Stored entries
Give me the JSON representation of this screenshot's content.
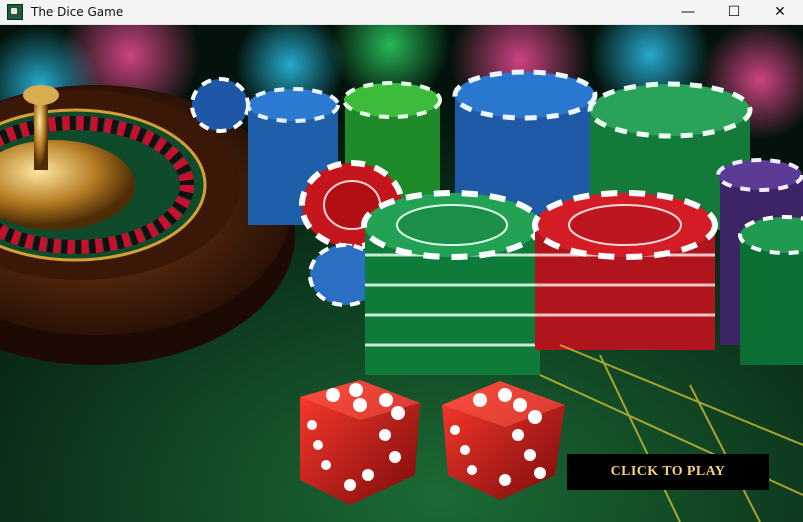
{
  "window": {
    "title": "The Dice Game",
    "controls": {
      "minimize": "—",
      "maximize": "☐",
      "close": "✕"
    }
  },
  "game": {
    "play_button_label": "CLICK TO PLAY",
    "accent_color": "#f4d27a"
  }
}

**EXERCISE REQUIREMENTS**
Output every entry verbatim. Pictures do not belong in the copy.

**FINISHED TASK**
Give me the JSON representation of this screenshot's content.
{
  "window": {
    "title": "The Dice Game",
    "controls": {
      "minimize": "—",
      "maximize": "☐",
      "close": "✕"
    }
  },
  "game": {
    "play_button_label": "CLICK TO PLAY",
    "accent_color": "#f4d27a"
  }
}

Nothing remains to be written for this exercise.